> EXERCISE:
Write out the entries below once more, exactly.

> LISTING:
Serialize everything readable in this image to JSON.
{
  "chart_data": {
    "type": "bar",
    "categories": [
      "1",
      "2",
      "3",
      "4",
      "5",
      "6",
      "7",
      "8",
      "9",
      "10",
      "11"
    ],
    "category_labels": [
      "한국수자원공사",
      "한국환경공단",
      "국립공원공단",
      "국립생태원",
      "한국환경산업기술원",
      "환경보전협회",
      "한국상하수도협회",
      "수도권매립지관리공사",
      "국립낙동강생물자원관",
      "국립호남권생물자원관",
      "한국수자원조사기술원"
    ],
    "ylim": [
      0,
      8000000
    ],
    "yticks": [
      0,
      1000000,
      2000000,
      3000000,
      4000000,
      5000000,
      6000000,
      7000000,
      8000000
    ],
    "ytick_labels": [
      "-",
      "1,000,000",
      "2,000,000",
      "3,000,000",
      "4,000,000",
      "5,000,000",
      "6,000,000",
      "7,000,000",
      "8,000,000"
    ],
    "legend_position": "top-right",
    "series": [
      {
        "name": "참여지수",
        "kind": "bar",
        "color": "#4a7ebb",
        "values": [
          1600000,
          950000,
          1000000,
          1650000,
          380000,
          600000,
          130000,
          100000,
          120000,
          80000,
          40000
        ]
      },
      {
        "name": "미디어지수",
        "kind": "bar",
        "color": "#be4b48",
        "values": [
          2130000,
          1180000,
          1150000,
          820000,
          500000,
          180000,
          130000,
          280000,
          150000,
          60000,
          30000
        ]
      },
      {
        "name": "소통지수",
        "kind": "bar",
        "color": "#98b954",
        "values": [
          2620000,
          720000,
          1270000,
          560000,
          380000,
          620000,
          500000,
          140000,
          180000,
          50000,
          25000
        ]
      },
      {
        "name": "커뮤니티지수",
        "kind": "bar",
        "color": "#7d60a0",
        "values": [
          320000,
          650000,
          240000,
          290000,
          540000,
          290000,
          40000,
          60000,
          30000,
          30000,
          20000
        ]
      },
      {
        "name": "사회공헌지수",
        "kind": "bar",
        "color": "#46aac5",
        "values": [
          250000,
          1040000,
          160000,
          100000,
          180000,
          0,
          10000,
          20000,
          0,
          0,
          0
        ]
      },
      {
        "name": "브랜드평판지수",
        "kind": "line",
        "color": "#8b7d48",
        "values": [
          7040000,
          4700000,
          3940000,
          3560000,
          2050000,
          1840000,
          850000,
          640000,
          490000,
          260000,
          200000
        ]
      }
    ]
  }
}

> ANSWER FOR THE TASK:
Serialize everything readable in this image to JSON.
{
  "chart_data": {
    "type": "bar",
    "categories": [
      "1",
      "2",
      "3",
      "4",
      "5",
      "6",
      "7",
      "8",
      "9",
      "10",
      "11"
    ],
    "category_labels": [
      "한국수자원공사",
      "한국환경공단",
      "국립공원공단",
      "국립생태원",
      "한국환경산업기술원",
      "환경보전협회",
      "한국상하수도협회",
      "수도권매립지관리공사",
      "국립낙동강생물자원관",
      "국립호남권생물자원관",
      "한국수자원조사기술원"
    ],
    "ylim": [
      0,
      8000000
    ],
    "yticks": [
      0,
      1000000,
      2000000,
      3000000,
      4000000,
      5000000,
      6000000,
      7000000,
      8000000
    ],
    "ytick_labels": [
      "-",
      "1,000,000",
      "2,000,000",
      "3,000,000",
      "4,000,000",
      "5,000,000",
      "6,000,000",
      "7,000,000",
      "8,000,000"
    ],
    "legend_position": "top-right",
    "series": [
      {
        "name": "참여지수",
        "kind": "bar",
        "color": "#4a7ebb",
        "values": [
          1600000,
          950000,
          1000000,
          1650000,
          380000,
          600000,
          130000,
          100000,
          120000,
          80000,
          40000
        ]
      },
      {
        "name": "미디어지수",
        "kind": "bar",
        "color": "#be4b48",
        "values": [
          2130000,
          1180000,
          1150000,
          820000,
          500000,
          180000,
          130000,
          280000,
          150000,
          60000,
          30000
        ]
      },
      {
        "name": "소통지수",
        "kind": "bar",
        "color": "#98b954",
        "values": [
          2620000,
          720000,
          1270000,
          560000,
          380000,
          620000,
          500000,
          140000,
          180000,
          50000,
          25000
        ]
      },
      {
        "name": "커뮤니티지수",
        "kind": "bar",
        "color": "#7d60a0",
        "values": [
          320000,
          650000,
          240000,
          290000,
          540000,
          290000,
          40000,
          60000,
          30000,
          30000,
          20000
        ]
      },
      {
        "name": "사회공헌지수",
        "kind": "bar",
        "color": "#46aac5",
        "values": [
          250000,
          1040000,
          160000,
          100000,
          180000,
          0,
          10000,
          20000,
          0,
          0,
          0
        ]
      },
      {
        "name": "브랜드평판지수",
        "kind": "line",
        "color": "#8b7d48",
        "values": [
          7040000,
          4700000,
          3940000,
          3560000,
          2050000,
          1840000,
          850000,
          640000,
          490000,
          260000,
          200000
        ]
      }
    ]
  }
}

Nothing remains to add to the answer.